**Excerpted data**
· · · · · · ·

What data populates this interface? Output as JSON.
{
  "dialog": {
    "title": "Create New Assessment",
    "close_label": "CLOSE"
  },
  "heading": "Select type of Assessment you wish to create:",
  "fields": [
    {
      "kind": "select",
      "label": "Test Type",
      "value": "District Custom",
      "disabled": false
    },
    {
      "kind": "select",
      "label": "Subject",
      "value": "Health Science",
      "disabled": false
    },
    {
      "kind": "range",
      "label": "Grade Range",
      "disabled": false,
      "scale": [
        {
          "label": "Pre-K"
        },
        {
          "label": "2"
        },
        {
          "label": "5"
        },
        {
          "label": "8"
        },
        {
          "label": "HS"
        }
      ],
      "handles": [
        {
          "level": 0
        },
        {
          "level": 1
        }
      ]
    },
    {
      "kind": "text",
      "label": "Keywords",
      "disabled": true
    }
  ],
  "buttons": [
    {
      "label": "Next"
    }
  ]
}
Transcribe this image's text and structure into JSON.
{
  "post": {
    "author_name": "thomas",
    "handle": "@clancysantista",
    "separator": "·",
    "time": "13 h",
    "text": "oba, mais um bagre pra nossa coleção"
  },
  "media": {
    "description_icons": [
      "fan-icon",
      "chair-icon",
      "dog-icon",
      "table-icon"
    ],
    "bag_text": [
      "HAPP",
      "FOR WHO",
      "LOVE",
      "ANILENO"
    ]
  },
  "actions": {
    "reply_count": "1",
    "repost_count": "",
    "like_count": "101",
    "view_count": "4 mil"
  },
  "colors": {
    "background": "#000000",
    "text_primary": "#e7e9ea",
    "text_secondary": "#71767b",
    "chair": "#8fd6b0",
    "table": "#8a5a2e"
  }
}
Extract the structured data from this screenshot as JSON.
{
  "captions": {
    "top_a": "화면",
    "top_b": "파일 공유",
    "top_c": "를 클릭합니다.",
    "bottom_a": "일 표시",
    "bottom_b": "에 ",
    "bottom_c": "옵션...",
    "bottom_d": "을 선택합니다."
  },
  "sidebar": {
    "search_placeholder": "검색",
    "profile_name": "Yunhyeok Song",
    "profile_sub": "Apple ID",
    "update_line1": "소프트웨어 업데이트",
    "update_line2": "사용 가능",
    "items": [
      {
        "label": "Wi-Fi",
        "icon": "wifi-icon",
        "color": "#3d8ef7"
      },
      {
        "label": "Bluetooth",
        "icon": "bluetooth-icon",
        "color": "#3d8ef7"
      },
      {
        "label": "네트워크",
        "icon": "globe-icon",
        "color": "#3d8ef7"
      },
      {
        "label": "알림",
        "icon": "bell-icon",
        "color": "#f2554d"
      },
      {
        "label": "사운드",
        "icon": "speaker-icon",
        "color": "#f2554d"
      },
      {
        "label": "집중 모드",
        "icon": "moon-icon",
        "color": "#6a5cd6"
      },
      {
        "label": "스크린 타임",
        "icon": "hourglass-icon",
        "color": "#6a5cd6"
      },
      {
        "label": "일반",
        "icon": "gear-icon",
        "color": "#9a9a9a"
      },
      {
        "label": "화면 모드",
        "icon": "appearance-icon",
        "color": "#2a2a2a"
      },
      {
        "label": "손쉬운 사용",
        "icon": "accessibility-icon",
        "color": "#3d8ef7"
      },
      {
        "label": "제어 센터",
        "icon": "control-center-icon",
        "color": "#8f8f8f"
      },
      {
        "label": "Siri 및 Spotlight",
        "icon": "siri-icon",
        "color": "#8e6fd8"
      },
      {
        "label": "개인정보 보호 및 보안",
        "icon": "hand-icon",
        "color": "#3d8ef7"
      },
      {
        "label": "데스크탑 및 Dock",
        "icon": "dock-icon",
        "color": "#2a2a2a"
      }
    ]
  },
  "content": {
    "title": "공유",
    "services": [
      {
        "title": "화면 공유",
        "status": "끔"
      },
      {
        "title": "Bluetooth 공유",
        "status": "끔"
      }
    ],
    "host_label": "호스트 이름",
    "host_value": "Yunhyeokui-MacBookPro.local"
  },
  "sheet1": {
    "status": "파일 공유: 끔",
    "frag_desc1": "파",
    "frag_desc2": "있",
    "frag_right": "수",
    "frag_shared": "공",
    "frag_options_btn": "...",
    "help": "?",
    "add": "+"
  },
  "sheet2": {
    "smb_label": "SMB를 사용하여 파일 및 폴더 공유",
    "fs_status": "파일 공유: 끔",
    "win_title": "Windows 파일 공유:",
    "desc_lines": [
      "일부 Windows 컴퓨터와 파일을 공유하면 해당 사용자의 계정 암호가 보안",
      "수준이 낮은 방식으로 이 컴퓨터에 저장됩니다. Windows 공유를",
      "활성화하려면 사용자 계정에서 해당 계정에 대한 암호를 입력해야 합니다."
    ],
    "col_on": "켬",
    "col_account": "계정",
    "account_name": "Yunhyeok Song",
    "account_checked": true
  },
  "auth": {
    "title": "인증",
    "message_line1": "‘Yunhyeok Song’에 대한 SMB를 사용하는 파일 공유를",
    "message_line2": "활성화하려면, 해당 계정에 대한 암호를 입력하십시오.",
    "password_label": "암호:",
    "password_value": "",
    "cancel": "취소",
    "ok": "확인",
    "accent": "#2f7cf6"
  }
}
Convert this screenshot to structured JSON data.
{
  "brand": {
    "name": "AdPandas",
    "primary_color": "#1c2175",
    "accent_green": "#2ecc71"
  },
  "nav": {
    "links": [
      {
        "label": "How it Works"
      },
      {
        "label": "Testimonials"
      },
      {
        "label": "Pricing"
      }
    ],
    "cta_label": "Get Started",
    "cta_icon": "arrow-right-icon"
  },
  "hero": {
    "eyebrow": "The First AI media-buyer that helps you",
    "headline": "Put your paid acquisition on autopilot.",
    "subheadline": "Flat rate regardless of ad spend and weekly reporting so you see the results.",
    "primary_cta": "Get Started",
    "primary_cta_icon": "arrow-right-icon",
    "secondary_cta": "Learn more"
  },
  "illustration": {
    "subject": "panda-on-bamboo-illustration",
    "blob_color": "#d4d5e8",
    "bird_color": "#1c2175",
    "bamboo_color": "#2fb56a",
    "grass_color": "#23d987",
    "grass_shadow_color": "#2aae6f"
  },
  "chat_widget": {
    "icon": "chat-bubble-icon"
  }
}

· · · · · · ·

**What the task requires**
Find and copy each line above that includes the string "Assessment".

**Solution**
    "title": "Create New Assessment",
  "heading": "Select type of Assessment you wish to create:",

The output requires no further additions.